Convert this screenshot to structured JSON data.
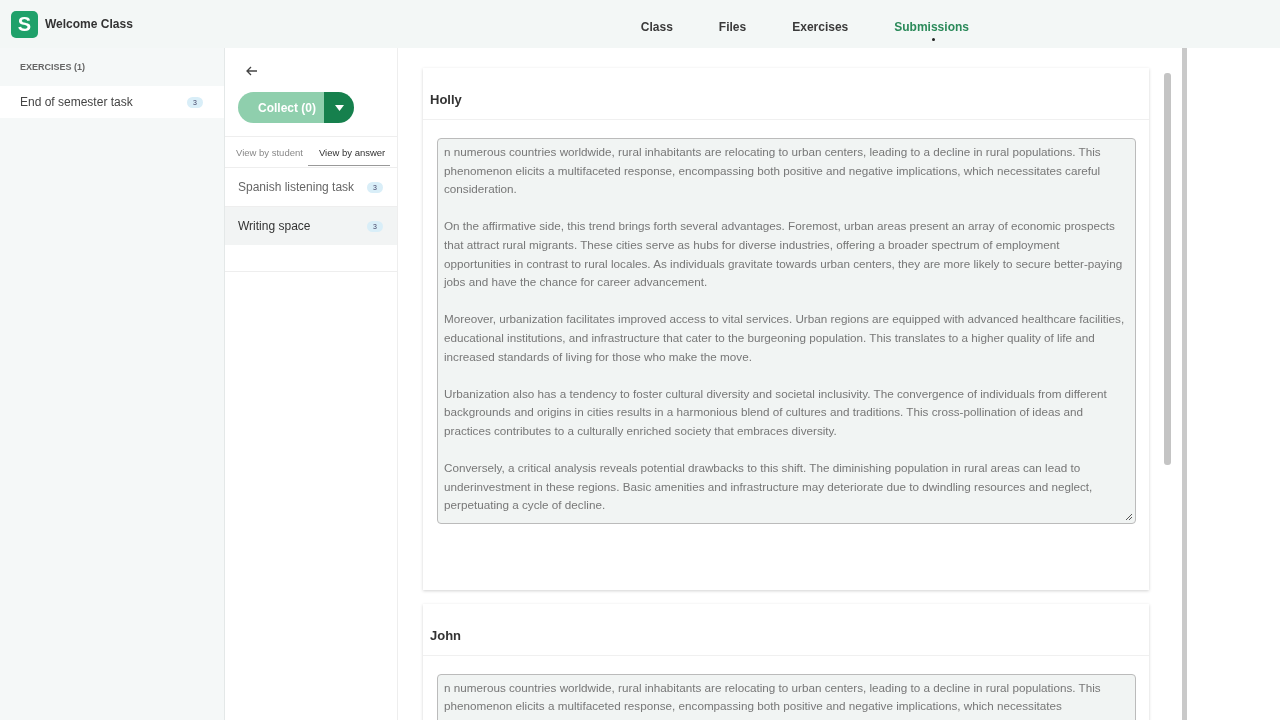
{
  "header": {
    "logo_letter": "S",
    "class_name": "Welcome Class",
    "nav": [
      {
        "label": "Class",
        "selected": false
      },
      {
        "label": "Files",
        "selected": false
      },
      {
        "label": "Exercises",
        "selected": false
      },
      {
        "label": "Submissions",
        "selected": true
      }
    ]
  },
  "sidebar": {
    "heading": "EXERCISES (1)",
    "items": [
      {
        "label": "End of semester task",
        "count": "3",
        "selected": true
      }
    ]
  },
  "middle": {
    "collect_button": "Collect (0)",
    "view_tabs": [
      {
        "label": "View by student",
        "selected": false
      },
      {
        "label": "View by answer",
        "selected": true
      }
    ],
    "items": [
      {
        "label": "Spanish listening task",
        "count": "3",
        "selected": false
      },
      {
        "label": "Writing space",
        "count": "3",
        "selected": true
      }
    ]
  },
  "submissions": [
    {
      "student": "Holly",
      "paragraphs": [
        "n numerous countries worldwide, rural inhabitants are relocating to urban centers, leading to a decline in rural populations. This phenomenon elicits a multifaceted response, encompassing both positive and negative implications, which necessitates careful consideration.",
        "On the affirmative side, this trend brings forth several advantages. Foremost, urban areas present an array of economic prospects that attract rural migrants. These cities serve as hubs for diverse industries, offering a broader spectrum of employment opportunities in contrast to rural locales. As individuals gravitate towards urban centers, they are more likely to secure better-paying jobs and have the chance for career advancement.",
        "Moreover, urbanization facilitates improved access to vital services. Urban regions are equipped with advanced healthcare facilities, educational institutions, and infrastructure that cater to the burgeoning population. This translates to a higher quality of life and increased standards of living for those who make the move.",
        "Urbanization also has a tendency to foster cultural diversity and societal inclusivity. The convergence of individuals from different backgrounds and origins in cities results in a harmonious blend of cultures and traditions. This cross-pollination of ideas and practices contributes to a culturally enriched society that embraces diversity.",
        "Conversely, a critical analysis reveals potential drawbacks to this shift. The diminishing population in rural areas can lead to underinvestment in these regions. Basic amenities and infrastructure may deteriorate due to dwindling resources and neglect, perpetuating a cycle of decline."
      ]
    },
    {
      "student": "John",
      "paragraphs": [
        "n numerous countries worldwide, rural inhabitants are relocating to urban centers, leading to a decline in rural populations. This phenomenon elicits a multifaceted response, encompassing both positive and negative implications, which necessitates"
      ]
    }
  ]
}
****************************************
PROBLEM TO SOLVE:
Search the lines for the string "student" and copy every line that has it.

TASK SOLUTION:
        "label": "View by student",
      "student": "Holly",
      "student": "John",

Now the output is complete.